## Stored entries
# # # # #

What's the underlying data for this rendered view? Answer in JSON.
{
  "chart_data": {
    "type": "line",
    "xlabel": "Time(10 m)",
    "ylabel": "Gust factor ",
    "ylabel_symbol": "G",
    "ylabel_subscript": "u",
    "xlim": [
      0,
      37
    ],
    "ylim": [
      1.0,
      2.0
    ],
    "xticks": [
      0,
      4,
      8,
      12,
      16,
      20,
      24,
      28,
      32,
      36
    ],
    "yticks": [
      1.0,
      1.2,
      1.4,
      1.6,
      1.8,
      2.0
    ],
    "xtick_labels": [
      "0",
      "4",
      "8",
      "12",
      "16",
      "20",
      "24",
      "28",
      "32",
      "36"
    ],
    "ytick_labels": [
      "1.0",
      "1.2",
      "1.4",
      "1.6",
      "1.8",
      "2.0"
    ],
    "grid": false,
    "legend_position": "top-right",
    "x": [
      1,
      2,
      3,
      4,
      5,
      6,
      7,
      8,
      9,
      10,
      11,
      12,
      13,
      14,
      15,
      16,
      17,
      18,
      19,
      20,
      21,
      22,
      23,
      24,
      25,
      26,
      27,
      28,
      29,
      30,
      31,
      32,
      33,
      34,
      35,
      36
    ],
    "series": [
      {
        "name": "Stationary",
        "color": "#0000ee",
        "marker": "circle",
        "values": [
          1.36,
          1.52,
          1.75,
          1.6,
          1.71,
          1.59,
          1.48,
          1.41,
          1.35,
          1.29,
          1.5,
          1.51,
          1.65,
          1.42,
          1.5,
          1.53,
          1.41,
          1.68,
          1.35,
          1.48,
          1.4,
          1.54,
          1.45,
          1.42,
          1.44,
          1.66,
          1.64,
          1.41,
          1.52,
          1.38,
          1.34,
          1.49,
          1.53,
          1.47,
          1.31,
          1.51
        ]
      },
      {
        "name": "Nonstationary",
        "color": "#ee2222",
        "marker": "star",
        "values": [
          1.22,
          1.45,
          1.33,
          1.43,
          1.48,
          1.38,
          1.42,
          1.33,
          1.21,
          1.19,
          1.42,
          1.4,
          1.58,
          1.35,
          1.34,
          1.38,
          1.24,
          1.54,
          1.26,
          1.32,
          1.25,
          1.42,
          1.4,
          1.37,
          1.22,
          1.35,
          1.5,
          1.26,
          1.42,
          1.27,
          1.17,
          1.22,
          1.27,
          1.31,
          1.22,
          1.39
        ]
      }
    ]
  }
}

# # # # #

## WRITTEN PROBLEM
Extract all the material, leaving every line as it is.

## RESPONSE TO THE EXERCISE
What's the underlying data for this rendered view? Answer in JSON.
{
  "chart_data": {
    "type": "line",
    "xlabel": "Time(10 m)",
    "ylabel": "Gust factor ",
    "ylabel_symbol": "G",
    "ylabel_subscript": "u",
    "xlim": [
      0,
      37
    ],
    "ylim": [
      1.0,
      2.0
    ],
    "xticks": [
      0,
      4,
      8,
      12,
      16,
      20,
      24,
      28,
      32,
      36
    ],
    "yticks": [
      1.0,
      1.2,
      1.4,
      1.6,
      1.8,
      2.0
    ],
    "xtick_labels": [
      "0",
      "4",
      "8",
      "12",
      "16",
      "20",
      "24",
      "28",
      "32",
      "36"
    ],
    "ytick_labels": [
      "1.0",
      "1.2",
      "1.4",
      "1.6",
      "1.8",
      "2.0"
    ],
    "grid": false,
    "legend_position": "top-right",
    "x": [
      1,
      2,
      3,
      4,
      5,
      6,
      7,
      8,
      9,
      10,
      11,
      12,
      13,
      14,
      15,
      16,
      17,
      18,
      19,
      20,
      21,
      22,
      23,
      24,
      25,
      26,
      27,
      28,
      29,
      30,
      31,
      32,
      33,
      34,
      35,
      36
    ],
    "series": [
      {
        "name": "Stationary",
        "color": "#0000ee",
        "marker": "circle",
        "values": [
          1.36,
          1.52,
          1.75,
          1.6,
          1.71,
          1.59,
          1.48,
          1.41,
          1.35,
          1.29,
          1.5,
          1.51,
          1.65,
          1.42,
          1.5,
          1.53,
          1.41,
          1.68,
          1.35,
          1.48,
          1.4,
          1.54,
          1.45,
          1.42,
          1.44,
          1.66,
          1.64,
          1.41,
          1.52,
          1.38,
          1.34,
          1.49,
          1.53,
          1.47,
          1.31,
          1.51
        ]
      },
      {
        "name": "Nonstationary",
        "color": "#ee2222",
        "marker": "star",
        "values": [
          1.22,
          1.45,
          1.33,
          1.43,
          1.48,
          1.38,
          1.42,
          1.33,
          1.21,
          1.19,
          1.42,
          1.4,
          1.58,
          1.35,
          1.34,
          1.38,
          1.24,
          1.54,
          1.26,
          1.32,
          1.25,
          1.42,
          1.4,
          1.37,
          1.22,
          1.35,
          1.5,
          1.26,
          1.42,
          1.27,
          1.17,
          1.22,
          1.27,
          1.31,
          1.22,
          1.39
        ]
      }
    ]
  }
}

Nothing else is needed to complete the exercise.